## WHAT THE TASK ASKS
Transcribe the records below exactly.

(Records from a dataset)
--------------------------------

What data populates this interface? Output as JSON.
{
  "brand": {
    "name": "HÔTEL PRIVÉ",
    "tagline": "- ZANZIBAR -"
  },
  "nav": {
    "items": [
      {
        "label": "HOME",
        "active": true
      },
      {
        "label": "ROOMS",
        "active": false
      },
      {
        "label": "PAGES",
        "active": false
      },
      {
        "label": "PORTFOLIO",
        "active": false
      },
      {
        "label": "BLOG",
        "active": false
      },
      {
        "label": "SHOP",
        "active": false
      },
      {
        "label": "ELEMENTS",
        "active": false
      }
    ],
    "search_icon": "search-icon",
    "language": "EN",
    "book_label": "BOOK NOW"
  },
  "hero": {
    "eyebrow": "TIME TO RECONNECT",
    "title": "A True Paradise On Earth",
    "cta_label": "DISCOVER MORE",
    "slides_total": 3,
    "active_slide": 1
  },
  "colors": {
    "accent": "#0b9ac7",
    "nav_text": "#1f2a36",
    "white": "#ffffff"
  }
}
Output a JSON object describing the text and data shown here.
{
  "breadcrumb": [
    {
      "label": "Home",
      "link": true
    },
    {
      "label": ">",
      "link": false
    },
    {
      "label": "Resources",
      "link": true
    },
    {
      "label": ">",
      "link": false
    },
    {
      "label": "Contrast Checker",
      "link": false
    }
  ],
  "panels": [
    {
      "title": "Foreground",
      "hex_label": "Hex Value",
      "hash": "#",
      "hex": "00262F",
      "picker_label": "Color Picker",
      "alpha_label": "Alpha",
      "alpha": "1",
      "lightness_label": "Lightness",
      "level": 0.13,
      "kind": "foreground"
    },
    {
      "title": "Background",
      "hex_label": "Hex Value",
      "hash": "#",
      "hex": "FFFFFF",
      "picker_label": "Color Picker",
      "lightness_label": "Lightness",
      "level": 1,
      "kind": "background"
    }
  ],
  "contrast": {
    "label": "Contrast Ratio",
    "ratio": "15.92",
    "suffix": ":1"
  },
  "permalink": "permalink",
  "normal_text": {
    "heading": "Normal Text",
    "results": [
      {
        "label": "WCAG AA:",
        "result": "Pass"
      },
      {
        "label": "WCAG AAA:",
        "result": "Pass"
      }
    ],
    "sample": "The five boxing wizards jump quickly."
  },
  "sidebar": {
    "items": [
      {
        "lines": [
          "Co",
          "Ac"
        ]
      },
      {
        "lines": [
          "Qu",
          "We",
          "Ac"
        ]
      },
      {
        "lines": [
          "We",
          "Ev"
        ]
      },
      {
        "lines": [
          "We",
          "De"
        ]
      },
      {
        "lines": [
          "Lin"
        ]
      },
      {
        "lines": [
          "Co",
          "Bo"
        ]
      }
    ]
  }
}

--------------------------------

## RESULT
What data populates this interface? Output as JSON.
{
  "brand": {
    "name": "HÔTEL PRIVÉ",
    "tagline": "- ZANZIBAR -"
  },
  "nav": {
    "items": [
      {
        "label": "HOME",
        "active": true
      },
      {
        "label": "ROOMS",
        "active": false
      },
      {
        "label": "PAGES",
        "active": false
      },
      {
        "label": "PORTFOLIO",
        "active": false
      },
      {
        "label": "BLOG",
        "active": false
      },
      {
        "label": "SHOP",
        "active": false
      },
      {
        "label": "ELEMENTS",
        "active": false
      }
    ],
    "search_icon": "search-icon",
    "language": "EN",
    "book_label": "BOOK NOW"
  },
  "hero": {
    "eyebrow": "TIME TO RECONNECT",
    "title": "A True Paradise On Earth",
    "cta_label": "DISCOVER MORE",
    "slides_total": 3,
    "active_slide": 1
  },
  "colors": {
    "accent": "#0b9ac7",
    "nav_text": "#1f2a36",
    "white": "#ffffff"
  }
}
Output a JSON object describing the text and data shown here.
{
  "breadcrumb": [
    {
      "label": "Home",
      "link": true
    },
    {
      "label": ">",
      "link": false
    },
    {
      "label": "Resources",
      "link": true
    },
    {
      "label": ">",
      "link": false
    },
    {
      "label": "Contrast Checker",
      "link": false
    }
  ],
  "panels": [
    {
      "title": "Foreground",
      "hex_label": "Hex Value",
      "hash": "#",
      "hex": "00262F",
      "picker_label": "Color Picker",
      "alpha_label": "Alpha",
      "alpha": "1",
      "lightness_label": "Lightness",
      "level": 0.13,
      "kind": "foreground"
    },
    {
      "title": "Background",
      "hex_label": "Hex Value",
      "hash": "#",
      "hex": "FFFFFF",
      "picker_label": "Color Picker",
      "lightness_label": "Lightness",
      "level": 1,
      "kind": "background"
    }
  ],
  "contrast": {
    "label": "Contrast Ratio",
    "ratio": "15.92",
    "suffix": ":1"
  },
  "permalink": "permalink",
  "normal_text": {
    "heading": "Normal Text",
    "results": [
      {
        "label": "WCAG AA:",
        "result": "Pass"
      },
      {
        "label": "WCAG AAA:",
        "result": "Pass"
      }
    ],
    "sample": "The five boxing wizards jump quickly."
  },
  "sidebar": {
    "items": [
      {
        "lines": [
          "Co",
          "Ac"
        ]
      },
      {
        "lines": [
          "Qu",
          "We",
          "Ac"
        ]
      },
      {
        "lines": [
          "We",
          "Ev"
        ]
      },
      {
        "lines": [
          "We",
          "De"
        ]
      },
      {
        "lines": [
          "Lin"
        ]
      },
      {
        "lines": [
          "Co",
          "Bo"
        ]
      }
    ]
  }
}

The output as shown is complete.